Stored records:
....................
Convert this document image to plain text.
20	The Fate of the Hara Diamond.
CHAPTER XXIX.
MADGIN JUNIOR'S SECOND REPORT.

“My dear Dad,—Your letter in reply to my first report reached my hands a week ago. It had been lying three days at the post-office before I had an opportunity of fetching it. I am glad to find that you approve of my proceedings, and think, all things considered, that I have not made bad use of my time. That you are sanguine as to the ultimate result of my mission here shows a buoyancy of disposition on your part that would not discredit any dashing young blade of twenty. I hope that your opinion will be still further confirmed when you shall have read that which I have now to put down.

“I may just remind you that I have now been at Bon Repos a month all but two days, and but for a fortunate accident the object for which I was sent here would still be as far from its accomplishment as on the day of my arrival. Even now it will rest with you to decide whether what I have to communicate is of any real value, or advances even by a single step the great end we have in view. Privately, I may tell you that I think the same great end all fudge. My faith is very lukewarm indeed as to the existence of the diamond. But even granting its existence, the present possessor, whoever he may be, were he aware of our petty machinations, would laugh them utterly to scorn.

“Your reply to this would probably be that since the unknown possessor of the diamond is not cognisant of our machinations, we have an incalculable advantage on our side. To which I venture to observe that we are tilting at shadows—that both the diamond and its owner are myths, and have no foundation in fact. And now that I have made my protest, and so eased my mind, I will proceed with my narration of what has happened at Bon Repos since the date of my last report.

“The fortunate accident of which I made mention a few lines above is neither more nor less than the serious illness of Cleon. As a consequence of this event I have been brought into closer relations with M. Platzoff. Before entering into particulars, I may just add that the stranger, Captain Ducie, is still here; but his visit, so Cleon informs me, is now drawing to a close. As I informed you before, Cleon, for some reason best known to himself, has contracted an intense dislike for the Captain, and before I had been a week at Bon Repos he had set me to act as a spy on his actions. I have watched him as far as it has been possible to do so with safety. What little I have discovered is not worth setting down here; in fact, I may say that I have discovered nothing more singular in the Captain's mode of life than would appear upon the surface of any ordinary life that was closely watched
....................
> **Exercise objective**:
Return all the data above once more, precisely as given.

> **The response**:
Convert this document image to plain text.
20	The Fate of the Hara Diamond.
CHAPTER XXIX.
MADGIN JUNIOR'S SECOND REPORT.

“My dear Dad,—Your letter in reply to my first report reached my hands a week ago. It had been lying three days at the post-office before I had an opportunity of fetching it. I am glad to find that you approve of my proceedings, and think, all things considered, that I have not made bad use of my time. That you are sanguine as to the ultimate result of my mission here shows a buoyancy of disposition on your part that would not discredit any dashing young blade of twenty. I hope that your opinion will be still further confirmed when you shall have read that which I have now to put down.

“I may just remind you that I have now been at Bon Repos a month all but two days, and but for a fortunate accident the object for which I was sent here would still be as far from its accomplishment as on the day of my arrival. Even now it will rest with you to decide whether what I have to communicate is of any real value, or advances even by a single step the great end we have in view. Privately, I may tell you that I think the same great end all fudge. My faith is very lukewarm indeed as to the existence of the diamond. But even granting its existence, the present possessor, whoever he may be, were he aware of our petty machinations, would laugh them utterly to scorn.

“Your reply to this would probably be that since the unknown possessor of the diamond is not cognisant of our machinations, we have an incalculable advantage on our side. To which I venture to observe that we are tilting at shadows—that both the diamond and its owner are myths, and have no foundation in fact. And now that I have made my protest, and so eased my mind, I will proceed with my narration of what has happened at Bon Repos since the date of my last report.

“The fortunate accident of which I made mention a few lines above is neither more nor less than the serious illness of Cleon. As a consequence of this event I have been brought into closer relations with M. Platzoff. Before entering into particulars, I may just add that the stranger, Captain Ducie, is still here; but his visit, so Cleon informs me, is now drawing to a close. As I informed you before, Cleon, for some reason best known to himself, has contracted an intense dislike for the Captain, and before I had been a week at Bon Repos he had set me to act as a spy on his actions. I have watched him as far as it has been possible to do so with safety. What little I have discovered is not worth setting down here; in fact, I may say that I have discovered nothing more singular in the Captain's mode of life than would appear upon the surface of any ordinary life that was closely watched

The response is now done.